# Directive
Pull out every line below that contains the word "JSON".

# Exercise materials
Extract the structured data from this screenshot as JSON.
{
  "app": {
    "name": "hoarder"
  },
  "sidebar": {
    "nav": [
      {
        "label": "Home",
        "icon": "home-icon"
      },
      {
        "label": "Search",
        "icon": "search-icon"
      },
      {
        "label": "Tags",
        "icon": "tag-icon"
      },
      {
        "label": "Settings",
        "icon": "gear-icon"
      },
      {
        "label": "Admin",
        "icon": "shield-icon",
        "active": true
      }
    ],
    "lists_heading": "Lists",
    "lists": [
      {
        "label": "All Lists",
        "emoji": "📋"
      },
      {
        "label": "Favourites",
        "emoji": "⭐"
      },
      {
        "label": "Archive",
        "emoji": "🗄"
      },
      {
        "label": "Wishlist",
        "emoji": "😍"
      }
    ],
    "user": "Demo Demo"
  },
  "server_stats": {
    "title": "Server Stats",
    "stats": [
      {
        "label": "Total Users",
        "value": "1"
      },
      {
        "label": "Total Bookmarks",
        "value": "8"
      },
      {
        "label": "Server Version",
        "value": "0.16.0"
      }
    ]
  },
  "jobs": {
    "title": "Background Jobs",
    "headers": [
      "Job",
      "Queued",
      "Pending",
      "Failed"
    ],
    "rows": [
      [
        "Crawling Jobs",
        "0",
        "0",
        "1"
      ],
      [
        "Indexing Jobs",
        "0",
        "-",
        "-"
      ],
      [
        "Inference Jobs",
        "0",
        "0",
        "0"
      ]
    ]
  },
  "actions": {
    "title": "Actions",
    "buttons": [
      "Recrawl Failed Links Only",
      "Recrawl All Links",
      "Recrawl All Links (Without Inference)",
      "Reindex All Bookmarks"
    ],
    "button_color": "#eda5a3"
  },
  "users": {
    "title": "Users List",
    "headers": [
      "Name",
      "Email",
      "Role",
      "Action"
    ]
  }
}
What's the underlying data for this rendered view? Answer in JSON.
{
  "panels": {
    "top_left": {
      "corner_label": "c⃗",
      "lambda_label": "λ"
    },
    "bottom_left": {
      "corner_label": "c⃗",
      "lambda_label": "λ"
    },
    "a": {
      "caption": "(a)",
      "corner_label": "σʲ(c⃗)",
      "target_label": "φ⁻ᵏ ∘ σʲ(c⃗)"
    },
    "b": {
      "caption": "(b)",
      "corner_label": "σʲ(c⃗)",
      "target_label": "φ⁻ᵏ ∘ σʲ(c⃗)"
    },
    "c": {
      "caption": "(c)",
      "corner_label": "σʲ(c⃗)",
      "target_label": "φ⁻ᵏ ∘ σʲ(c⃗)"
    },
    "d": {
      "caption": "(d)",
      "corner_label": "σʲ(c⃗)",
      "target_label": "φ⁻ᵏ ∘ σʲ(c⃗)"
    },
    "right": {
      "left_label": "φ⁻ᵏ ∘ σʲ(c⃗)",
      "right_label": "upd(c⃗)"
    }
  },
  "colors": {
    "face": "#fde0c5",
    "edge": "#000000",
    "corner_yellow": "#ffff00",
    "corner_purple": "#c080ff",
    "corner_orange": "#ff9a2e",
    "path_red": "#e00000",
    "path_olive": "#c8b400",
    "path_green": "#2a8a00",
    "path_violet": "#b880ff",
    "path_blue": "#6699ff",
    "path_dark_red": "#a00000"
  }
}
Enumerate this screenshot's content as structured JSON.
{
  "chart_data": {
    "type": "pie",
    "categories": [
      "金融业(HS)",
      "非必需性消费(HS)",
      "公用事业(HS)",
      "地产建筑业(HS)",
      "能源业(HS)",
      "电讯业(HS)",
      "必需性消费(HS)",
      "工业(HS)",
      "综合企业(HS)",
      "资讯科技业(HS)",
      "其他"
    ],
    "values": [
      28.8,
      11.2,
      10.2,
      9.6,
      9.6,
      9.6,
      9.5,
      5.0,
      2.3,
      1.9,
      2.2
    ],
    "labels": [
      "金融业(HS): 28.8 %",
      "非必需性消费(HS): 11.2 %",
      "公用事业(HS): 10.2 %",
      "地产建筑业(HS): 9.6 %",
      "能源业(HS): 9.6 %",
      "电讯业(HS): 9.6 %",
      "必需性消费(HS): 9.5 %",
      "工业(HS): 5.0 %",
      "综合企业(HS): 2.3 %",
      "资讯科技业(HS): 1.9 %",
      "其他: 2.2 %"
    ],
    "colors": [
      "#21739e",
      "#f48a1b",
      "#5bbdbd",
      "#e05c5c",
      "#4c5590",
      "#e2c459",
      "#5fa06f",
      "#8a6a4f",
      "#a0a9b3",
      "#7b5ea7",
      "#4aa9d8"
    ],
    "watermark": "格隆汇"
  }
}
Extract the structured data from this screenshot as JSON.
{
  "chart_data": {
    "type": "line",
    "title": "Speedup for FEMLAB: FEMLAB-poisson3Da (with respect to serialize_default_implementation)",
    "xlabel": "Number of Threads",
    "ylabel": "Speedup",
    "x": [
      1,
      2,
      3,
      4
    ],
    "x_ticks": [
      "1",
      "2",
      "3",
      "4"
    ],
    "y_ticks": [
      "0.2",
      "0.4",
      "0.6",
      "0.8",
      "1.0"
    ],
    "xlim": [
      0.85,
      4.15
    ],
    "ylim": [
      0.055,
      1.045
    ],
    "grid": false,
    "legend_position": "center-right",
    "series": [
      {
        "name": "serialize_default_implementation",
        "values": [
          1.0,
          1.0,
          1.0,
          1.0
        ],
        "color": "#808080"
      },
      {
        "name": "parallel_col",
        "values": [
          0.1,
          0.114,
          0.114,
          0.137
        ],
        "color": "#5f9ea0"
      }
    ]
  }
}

# Result
Extract the structured data from this screenshot as JSON.
What's the underlying data for this rendered view? Answer in JSON.
Enumerate this screenshot's content as structured JSON.
Extract the structured data from this screenshot as JSON.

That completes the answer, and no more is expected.